▶ **What to do**: Output all entries verbatim. Skip pictures.

— BEGIN Records to use —

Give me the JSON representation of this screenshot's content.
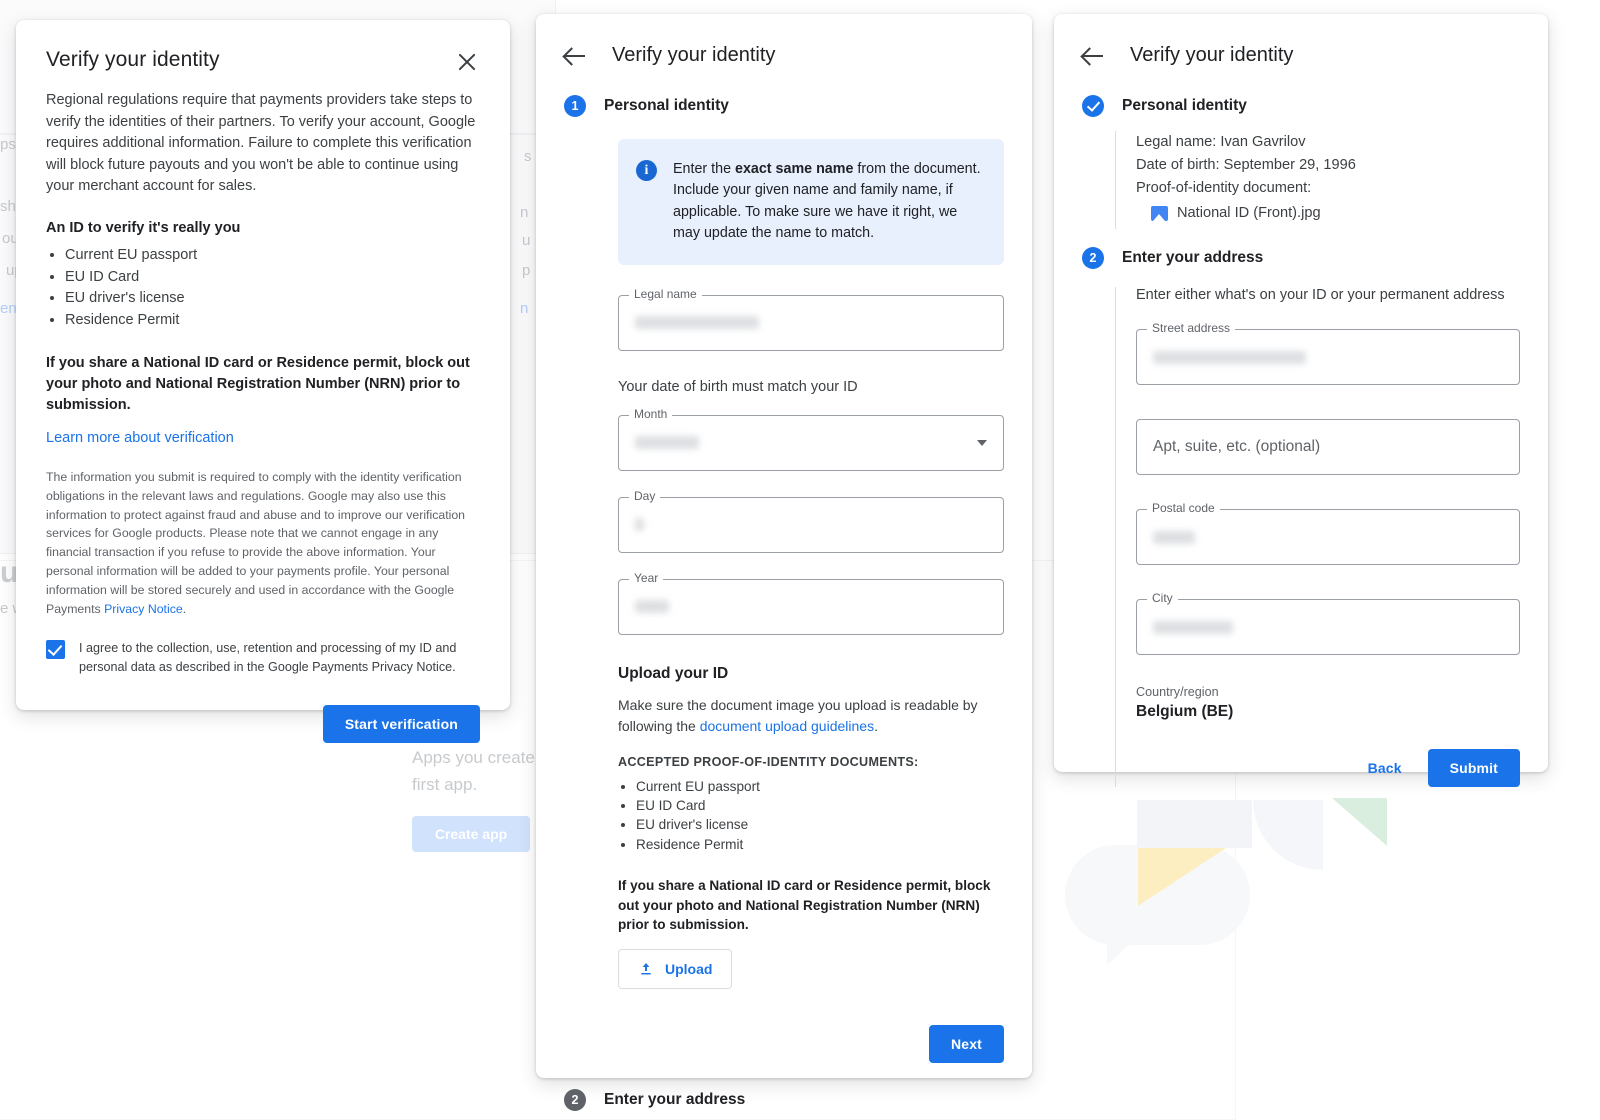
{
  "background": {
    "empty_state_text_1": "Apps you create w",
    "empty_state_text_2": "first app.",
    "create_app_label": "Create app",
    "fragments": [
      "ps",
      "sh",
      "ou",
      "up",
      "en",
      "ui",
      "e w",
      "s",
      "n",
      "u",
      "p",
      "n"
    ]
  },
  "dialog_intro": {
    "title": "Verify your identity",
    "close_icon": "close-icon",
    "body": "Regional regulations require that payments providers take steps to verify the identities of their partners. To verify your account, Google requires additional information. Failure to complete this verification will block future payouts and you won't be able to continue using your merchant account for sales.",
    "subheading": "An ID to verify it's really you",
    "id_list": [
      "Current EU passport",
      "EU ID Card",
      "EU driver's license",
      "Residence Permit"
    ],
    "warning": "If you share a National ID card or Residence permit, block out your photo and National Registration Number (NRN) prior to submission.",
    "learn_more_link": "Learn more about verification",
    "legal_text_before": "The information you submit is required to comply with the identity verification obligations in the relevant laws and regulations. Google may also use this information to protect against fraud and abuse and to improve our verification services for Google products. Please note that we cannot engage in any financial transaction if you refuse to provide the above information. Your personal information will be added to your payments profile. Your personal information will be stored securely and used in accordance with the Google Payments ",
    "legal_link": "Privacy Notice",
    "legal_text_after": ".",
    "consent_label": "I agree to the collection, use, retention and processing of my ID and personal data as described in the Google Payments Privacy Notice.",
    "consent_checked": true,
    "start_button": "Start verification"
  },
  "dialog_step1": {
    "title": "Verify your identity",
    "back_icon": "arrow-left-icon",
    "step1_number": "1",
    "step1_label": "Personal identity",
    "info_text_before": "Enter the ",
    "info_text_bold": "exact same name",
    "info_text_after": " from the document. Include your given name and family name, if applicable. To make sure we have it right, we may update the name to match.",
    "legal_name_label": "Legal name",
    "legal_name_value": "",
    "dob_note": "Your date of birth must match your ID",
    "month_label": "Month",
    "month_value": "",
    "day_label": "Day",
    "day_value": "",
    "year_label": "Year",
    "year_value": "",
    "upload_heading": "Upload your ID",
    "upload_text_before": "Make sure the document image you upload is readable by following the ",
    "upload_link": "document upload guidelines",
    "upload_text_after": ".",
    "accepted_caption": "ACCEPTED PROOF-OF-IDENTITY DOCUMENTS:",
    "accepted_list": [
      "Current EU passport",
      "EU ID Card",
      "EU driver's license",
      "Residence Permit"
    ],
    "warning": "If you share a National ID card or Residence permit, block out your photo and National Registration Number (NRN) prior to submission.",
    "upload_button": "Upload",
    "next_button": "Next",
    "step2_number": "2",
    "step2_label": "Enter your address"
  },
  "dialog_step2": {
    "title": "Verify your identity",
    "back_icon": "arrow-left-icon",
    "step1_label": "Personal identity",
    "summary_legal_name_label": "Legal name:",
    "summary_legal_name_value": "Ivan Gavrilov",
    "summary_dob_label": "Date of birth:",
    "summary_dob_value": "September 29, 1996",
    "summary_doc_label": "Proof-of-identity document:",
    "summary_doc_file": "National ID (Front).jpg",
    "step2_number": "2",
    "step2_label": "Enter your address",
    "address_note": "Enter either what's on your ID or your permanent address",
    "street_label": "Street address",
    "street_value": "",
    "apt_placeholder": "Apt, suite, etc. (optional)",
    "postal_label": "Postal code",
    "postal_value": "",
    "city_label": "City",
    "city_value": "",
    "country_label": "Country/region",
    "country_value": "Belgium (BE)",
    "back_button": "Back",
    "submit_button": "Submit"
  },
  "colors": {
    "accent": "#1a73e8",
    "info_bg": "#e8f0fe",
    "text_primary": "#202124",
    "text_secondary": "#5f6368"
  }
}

— END Records to use —

▶ **Worked solution**:
Give me the JSON representation of this screenshot's content.
{
  "background": {
    "empty_state_text_1": "Apps you create w",
    "empty_state_text_2": "first app.",
    "create_app_label": "Create app",
    "fragments": [
      "ps",
      "sh",
      "ou",
      "up",
      "en",
      "ui",
      "e w",
      "s",
      "n",
      "u",
      "p",
      "n"
    ]
  },
  "dialog_intro": {
    "title": "Verify your identity",
    "close_icon": "close-icon",
    "body": "Regional regulations require that payments providers take steps to verify the identities of their partners. To verify your account, Google requires additional information. Failure to complete this verification will block future payouts and you won't be able to continue using your merchant account for sales.",
    "subheading": "An ID to verify it's really you",
    "id_list": [
      "Current EU passport",
      "EU ID Card",
      "EU driver's license",
      "Residence Permit"
    ],
    "warning": "If you share a National ID card or Residence permit, block out your photo and National Registration Number (NRN) prior to submission.",
    "learn_more_link": "Learn more about verification",
    "legal_text_before": "The information you submit is required to comply with the identity verification obligations in the relevant laws and regulations. Google may also use this information to protect against fraud and abuse and to improve our verification services for Google products. Please note that we cannot engage in any financial transaction if you refuse to provide the above information. Your personal information will be added to your payments profile. Your personal information will be stored securely and used in accordance with the Google Payments ",
    "legal_link": "Privacy Notice",
    "legal_text_after": ".",
    "consent_label": "I agree to the collection, use, retention and processing of my ID and personal data as described in the Google Payments Privacy Notice.",
    "consent_checked": true,
    "start_button": "Start verification"
  },
  "dialog_step1": {
    "title": "Verify your identity",
    "back_icon": "arrow-left-icon",
    "step1_number": "1",
    "step1_label": "Personal identity",
    "info_text_before": "Enter the ",
    "info_text_bold": "exact same name",
    "info_text_after": " from the document. Include your given name and family name, if applicable. To make sure we have it right, we may update the name to match.",
    "legal_name_label": "Legal name",
    "legal_name_value": "",
    "dob_note": "Your date of birth must match your ID",
    "month_label": "Month",
    "month_value": "",
    "day_label": "Day",
    "day_value": "",
    "year_label": "Year",
    "year_value": "",
    "upload_heading": "Upload your ID",
    "upload_text_before": "Make sure the document image you upload is readable by following the ",
    "upload_link": "document upload guidelines",
    "upload_text_after": ".",
    "accepted_caption": "ACCEPTED PROOF-OF-IDENTITY DOCUMENTS:",
    "accepted_list": [
      "Current EU passport",
      "EU ID Card",
      "EU driver's license",
      "Residence Permit"
    ],
    "warning": "If you share a National ID card or Residence permit, block out your photo and National Registration Number (NRN) prior to submission.",
    "upload_button": "Upload",
    "next_button": "Next",
    "step2_number": "2",
    "step2_label": "Enter your address"
  },
  "dialog_step2": {
    "title": "Verify your identity",
    "back_icon": "arrow-left-icon",
    "step1_label": "Personal identity",
    "summary_legal_name_label": "Legal name:",
    "summary_legal_name_value": "Ivan Gavrilov",
    "summary_dob_label": "Date of birth:",
    "summary_dob_value": "September 29, 1996",
    "summary_doc_label": "Proof-of-identity document:",
    "summary_doc_file": "National ID (Front).jpg",
    "step2_number": "2",
    "step2_label": "Enter your address",
    "address_note": "Enter either what's on your ID or your permanent address",
    "street_label": "Street address",
    "street_value": "",
    "apt_placeholder": "Apt, suite, etc. (optional)",
    "postal_label": "Postal code",
    "postal_value": "",
    "city_label": "City",
    "city_value": "",
    "country_label": "Country/region",
    "country_value": "Belgium (BE)",
    "back_button": "Back",
    "submit_button": "Submit"
  },
  "colors": {
    "accent": "#1a73e8",
    "info_bg": "#e8f0fe",
    "text_primary": "#202124",
    "text_secondary": "#5f6368"
  }
}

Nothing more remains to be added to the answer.